• **TASK DESCRIPTION**:
Word for word, restate every line of the listing that follows.

• **RECORDS TO USE**:
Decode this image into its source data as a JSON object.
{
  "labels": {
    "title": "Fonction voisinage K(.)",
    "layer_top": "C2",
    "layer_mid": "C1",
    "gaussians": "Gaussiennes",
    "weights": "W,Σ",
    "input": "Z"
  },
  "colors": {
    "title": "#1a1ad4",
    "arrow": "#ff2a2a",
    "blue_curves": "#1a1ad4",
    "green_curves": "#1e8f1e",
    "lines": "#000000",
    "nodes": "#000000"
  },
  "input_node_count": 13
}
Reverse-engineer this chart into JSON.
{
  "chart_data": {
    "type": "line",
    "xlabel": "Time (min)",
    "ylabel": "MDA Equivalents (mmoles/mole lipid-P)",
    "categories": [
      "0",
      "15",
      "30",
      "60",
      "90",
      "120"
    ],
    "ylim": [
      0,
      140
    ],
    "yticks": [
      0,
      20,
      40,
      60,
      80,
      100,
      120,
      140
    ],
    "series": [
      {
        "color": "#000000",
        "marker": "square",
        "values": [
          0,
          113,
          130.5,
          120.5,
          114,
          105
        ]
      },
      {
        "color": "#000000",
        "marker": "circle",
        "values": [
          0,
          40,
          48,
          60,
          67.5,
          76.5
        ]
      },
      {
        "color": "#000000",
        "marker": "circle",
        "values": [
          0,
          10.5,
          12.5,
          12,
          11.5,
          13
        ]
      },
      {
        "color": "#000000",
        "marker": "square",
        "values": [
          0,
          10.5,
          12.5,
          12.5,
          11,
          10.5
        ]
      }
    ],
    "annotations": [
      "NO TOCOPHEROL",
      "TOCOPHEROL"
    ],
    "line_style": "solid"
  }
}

• **WRITTEN RESPONSE**:
Decode this image into its source data as a JSON object.
{
  "labels": {
    "title": "Fonction voisinage K(.)",
    "layer_top": "C2",
    "layer_mid": "C1",
    "gaussians": "Gaussiennes",
    "weights": "W,Σ",
    "input": "Z"
  },
  "colors": {
    "title": "#1a1ad4",
    "arrow": "#ff2a2a",
    "blue_curves": "#1a1ad4",
    "green_curves": "#1e8f1e",
    "lines": "#000000",
    "nodes": "#000000"
  },
  "input_node_count": 13
}
Reverse-engineer this chart into JSON.
{
  "chart_data": {
    "type": "line",
    "xlabel": "Time (min)",
    "ylabel": "MDA Equivalents (mmoles/mole lipid-P)",
    "categories": [
      "0",
      "15",
      "30",
      "60",
      "90",
      "120"
    ],
    "ylim": [
      0,
      140
    ],
    "yticks": [
      0,
      20,
      40,
      60,
      80,
      100,
      120,
      140
    ],
    "series": [
      {
        "color": "#000000",
        "marker": "square",
        "values": [
          0,
          113,
          130.5,
          120.5,
          114,
          105
        ]
      },
      {
        "color": "#000000",
        "marker": "circle",
        "values": [
          0,
          40,
          48,
          60,
          67.5,
          76.5
        ]
      },
      {
        "color": "#000000",
        "marker": "circle",
        "values": [
          0,
          10.5,
          12.5,
          12,
          11.5,
          13
        ]
      },
      {
        "color": "#000000",
        "marker": "square",
        "values": [
          0,
          10.5,
          12.5,
          12.5,
          11,
          10.5
        ]
      }
    ],
    "annotations": [
      "NO TOCOPHEROL",
      "TOCOPHEROL"
    ],
    "line_style": "solid"
  }
}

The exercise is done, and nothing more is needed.